-- BEGIN Data to use --
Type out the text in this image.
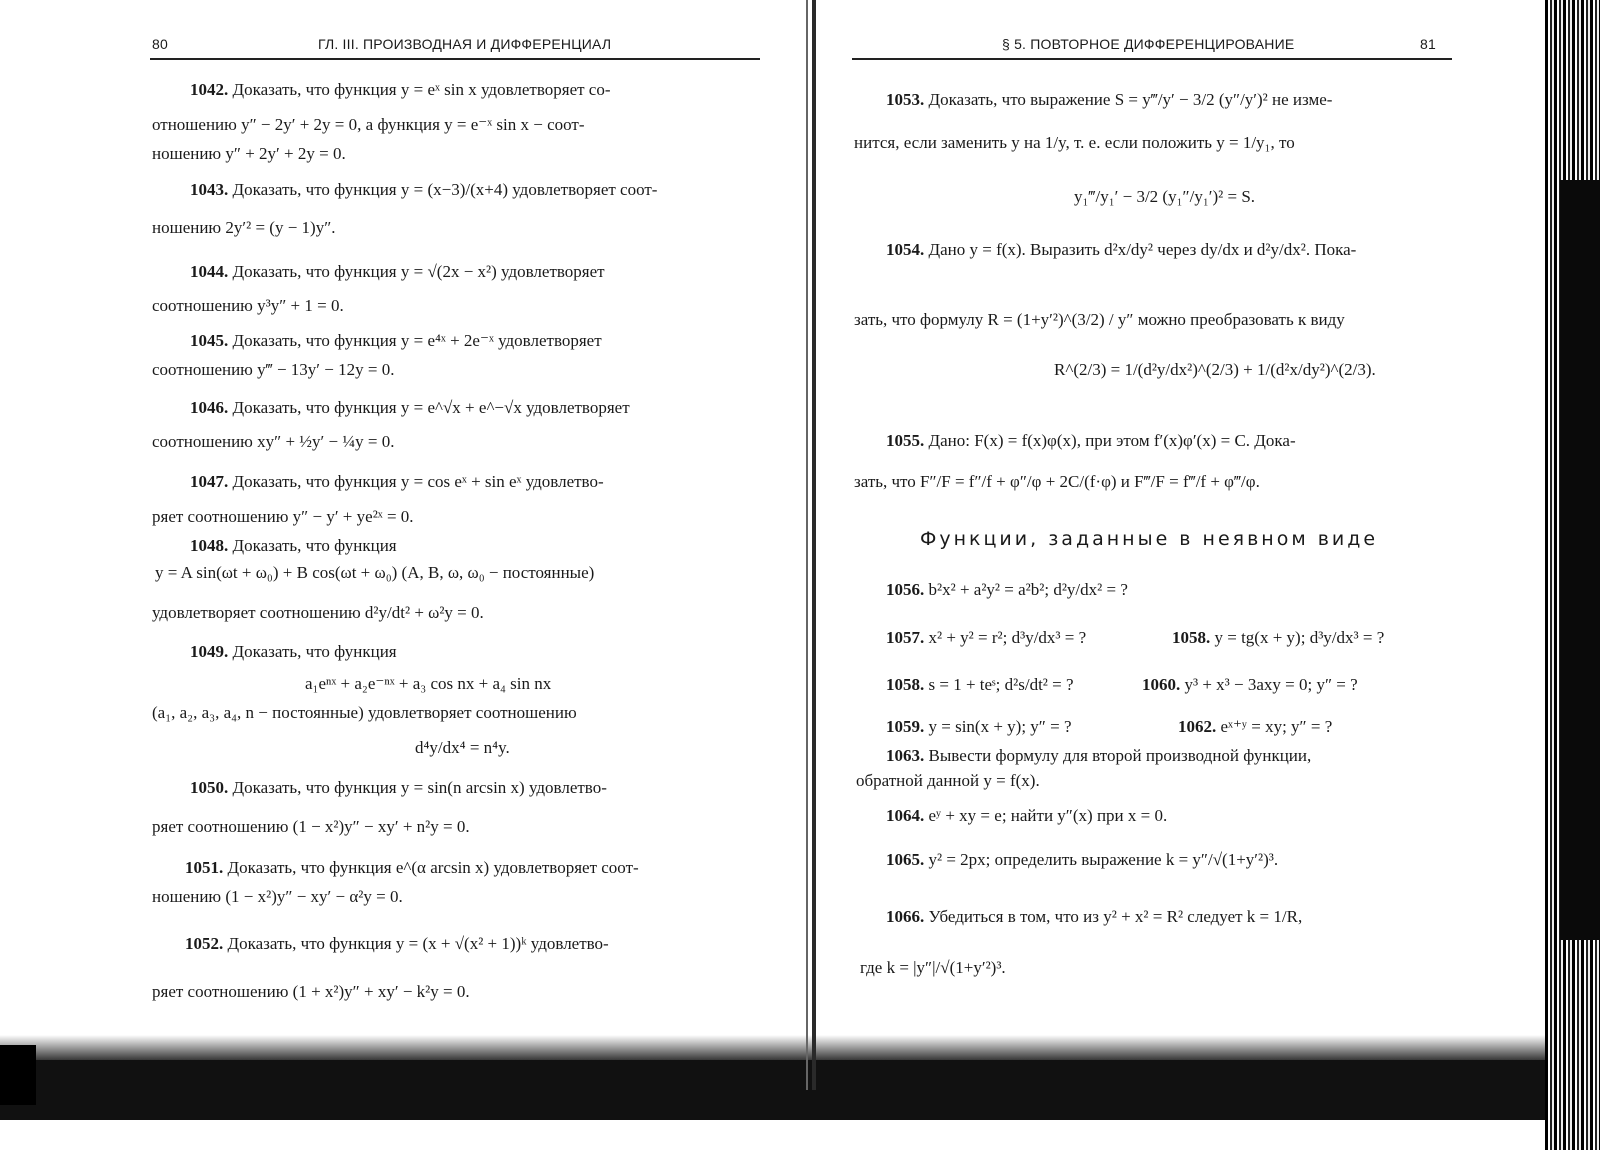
80	ГЛ. III. ПРОИЗВОДНАЯ И ДИФФЕРЕНЦИАЛ
1042. Доказать, что функция y = eˣ sin x удовлетворяет со-
отношению y″ − 2y′ + 2y = 0, а функция y = e⁻ˣ sin x − соот-
ношению y″ + 2y′ + 2y = 0.
1043. Доказать, что функция y = (x−3)/(x+4) удовлетворяет соот-
ношению 2y′² = (y − 1)y″.
1044. Доказать, что функция y = √(2x − x²) удовлетворяет
соотношению y³y″ + 1 = 0.
1045. Доказать, что функция y = e⁴ˣ + 2e⁻ˣ удовлетворяет
соотношению y‴ − 13y′ − 12y = 0.
1046. Доказать, что функция y = e^√x + e^−√x удовлетворяет
соотношению xy″ + ½y′ − ¼y = 0.
1047. Доказать, что функция y = cos eˣ + sin eˣ удовлетво-
ряет соотношению y″ − y′ + ye²ˣ = 0.
1048. Доказать, что функция
y = A sin(ωt + ω₀) + B cos(ωt + ω₀) (A, B, ω, ω₀ − постоянные)
удовлетворяет соотношению d²y/dt² + ω²y = 0.
1049. Доказать, что функция
a₁eⁿˣ + a₂e⁻ⁿˣ + a₃ cos nx + a₄ sin nx
(a₁, a₂, a₃, a₄, n − постоянные) удовлетворяет соотношению
d⁴y/dx⁴ = n⁴y.
1050. Доказать, что функция y = sin(n arcsin x) удовлетво-
ряет соотношению (1 − x²)y″ − xy′ + n²y = 0.
1051. Доказать, что функция e^(α arcsin x) удовлетворяет соот-
ношению (1 − x²)y″ − xy′ − α²y = 0.
1052. Доказать, что функция y = (x + √(x² + 1))ᵏ удовлетво-
ряет соотношению (1 + x²)y″ + xy′ − k²y = 0.
§ 5. ПОВТОРНОЕ ДИФФЕРЕНЦИРОВАНИЕ	81
1053. Доказать, что выражение S = y‴/y′ − 3/2 (y″/y′)² не изме-
нится, если заменить y на 1/y, т. е. если положить y = 1/y₁, то
y₁‴/y₁′ − 3/2 (y₁″/y₁′)² = S.
1054. Дано y = f(x). Выразить d²x/dy² через dy/dx и d²y/dx². Пока-
зать, что формулу R = (1+y′²)^(3/2) / y″ можно преобразовать к виду
R^(2/3) = 1/(d²y/dx²)^(2/3) + 1/(d²x/dy²)^(2/3).
1055. Дано: F(x) = f(x)φ(x), при этом f′(x)φ′(x) = C. Дока-
зать, что F″/F = f″/f + φ″/φ + 2C/(f·φ) и F‴/F = f‴/f + φ‴/φ.
Функции, заданные в неявном виде
1056. b²x² + a²y² = a²b²; d²y/dx² = ?
1057. x² + y² = r²; d³y/dx³ = ?	1058. y = tg(x + y); d³y/dx³ = ?
1058. s = 1 + teˢ; d²s/dt² = ?	1060. y³ + x³ − 3axy = 0; y″ = ?
1059. y = sin(x + y); y″ = ?	1062. eˣ⁺ʸ = xy; y″ = ?
1063. Вывести формулу для второй производной функции,
обратной данной y = f(x).
1064. eʸ + xy = e; найти y″(x) при x = 0.
1065. y² = 2px; определить выражение k = y″/√(1+y′²)³.
1066. Убедиться в том, что из y² + x² = R² следует k = 1/R,
где k = |y″|/√(1+y′²)³.
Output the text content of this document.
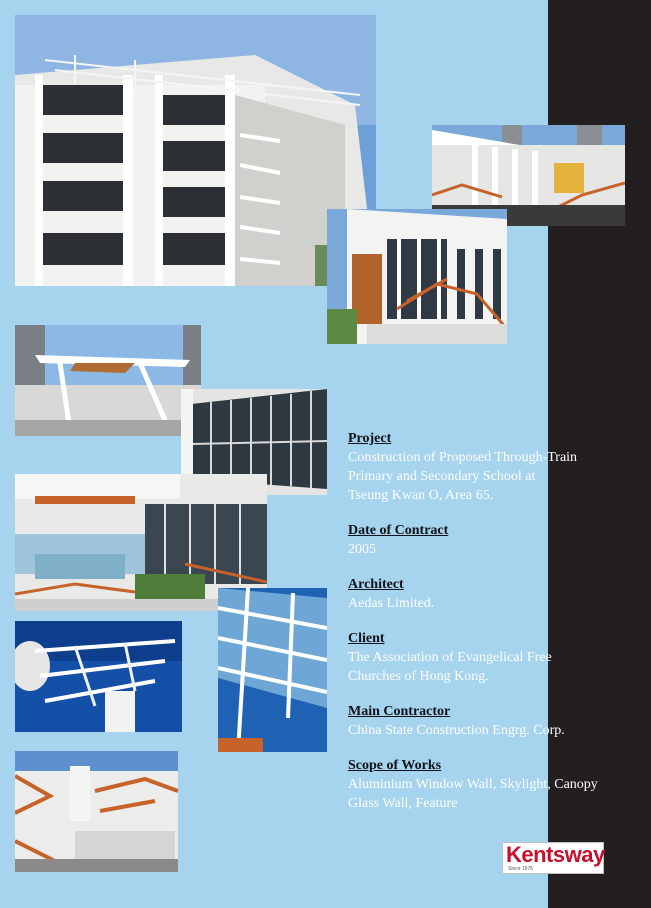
Project
Construction of Proposed Through-Train
Primary and Secondary School at
Tseung Kwan O, Area 65.
Date of Contract
2005
Architect
Aedas Limited.
Client
The Association of Evangelical Free
Churches of Hong Kong.
Main Contractor
China State Construction Engrg. Corp.
Scope of Works
Aluminium Window Wall, Skylight, Canopy
Glass Wall, Feature
Kentsway
Since 1976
-- END Data to use --
### What the task asks
All of the lines above should be retyped precisely, apart from the pictures.

### Full output
Type out the text in this image.
80	ГЛ. III. ПРОИЗВОДНАЯ И ДИФФЕРЕНЦИАЛ
1042. Доказать, что функция y = eˣ sin x удовлетворяет со-
отношению y″ − 2y′ + 2y = 0, а функция y = e⁻ˣ sin x − соот-
ношению y″ + 2y′ + 2y = 0.
1043. Доказать, что функция y = (x−3)/(x+4) удовлетворяет соот-
ношению 2y′² = (y − 1)y″.
1044. Доказать, что функция y = √(2x − x²) удовлетворяет
соотношению y³y″ + 1 = 0.
1045. Доказать, что функция y = e⁴ˣ + 2e⁻ˣ удовлетворяет
соотношению y‴ − 13y′ − 12y = 0.
1046. Доказать, что функция y = e^√x + e^−√x удовлетворяет
соотношению xy″ + ½y′ − ¼y = 0.
1047. Доказать, что функция y = cos eˣ + sin eˣ удовлетво-
ряет соотношению y″ − y′ + ye²ˣ = 0.
1048. Доказать, что функция
y = A sin(ωt + ω₀) + B cos(ωt + ω₀) (A, B, ω, ω₀ − постоянные)
удовлетворяет соотношению d²y/dt² + ω²y = 0.
1049. Доказать, что функция
a₁eⁿˣ + a₂e⁻ⁿˣ + a₃ cos nx + a₄ sin nx
(a₁, a₂, a₃, a₄, n − постоянные) удовлетворяет соотношению
d⁴y/dx⁴ = n⁴y.
1050. Доказать, что функция y = sin(n arcsin x) удовлетво-
ряет соотношению (1 − x²)y″ − xy′ + n²y = 0.
1051. Доказать, что функция e^(α arcsin x) удовлетворяет соот-
ношению (1 − x²)y″ − xy′ − α²y = 0.
1052. Доказать, что функция y = (x + √(x² + 1))ᵏ удовлетво-
ряет соотношению (1 + x²)y″ + xy′ − k²y = 0.
§ 5. ПОВТОРНОЕ ДИФФЕРЕНЦИРОВАНИЕ	81
1053. Доказать, что выражение S = y‴/y′ − 3/2 (y″/y′)² не изме-
нится, если заменить y на 1/y, т. е. если положить y = 1/y₁, то
y₁‴/y₁′ − 3/2 (y₁″/y₁′)² = S.
1054. Дано y = f(x). Выразить d²x/dy² через dy/dx и d²y/dx². Пока-
зать, что формулу R = (1+y′²)^(3/2) / y″ можно преобразовать к виду
R^(2/3) = 1/(d²y/dx²)^(2/3) + 1/(d²x/dy²)^(2/3).
1055. Дано: F(x) = f(x)φ(x), при этом f′(x)φ′(x) = C. Дока-
зать, что F″/F = f″/f + φ″/φ + 2C/(f·φ) и F‴/F = f‴/f + φ‴/φ.
Функции, заданные в неявном виде
1056. b²x² + a²y² = a²b²; d²y/dx² = ?
1057. x² + y² = r²; d³y/dx³ = ?	1058. y = tg(x + y); d³y/dx³ = ?
1058. s = 1 + teˢ; d²s/dt² = ?	1060. y³ + x³ − 3axy = 0; y″ = ?
1059. y = sin(x + y); y″ = ?	1062. eˣ⁺ʸ = xy; y″ = ?
1063. Вывести формулу для второй производной функции,
обратной данной y = f(x).
1064. eʸ + xy = e; найти y″(x) при x = 0.
1065. y² = 2px; определить выражение k = y″/√(1+y′²)³.
1066. Убедиться в том, что из y² + x² = R² следует k = 1/R,
где k = |y″|/√(1+y′²)³.
Output the text content of this document.
Project
Construction of Proposed Through-Train
Primary and Secondary School at
Tseung Kwan O, Area 65.
Date of Contract
2005
Architect
Aedas Limited.
Client
The Association of Evangelical Free
Churches of Hong Kong.
Main Contractor
China State Construction Engrg. Corp.
Scope of Works
Aluminium Window Wall, Skylight, Canopy
Glass Wall, Feature
Kentsway
Since 1976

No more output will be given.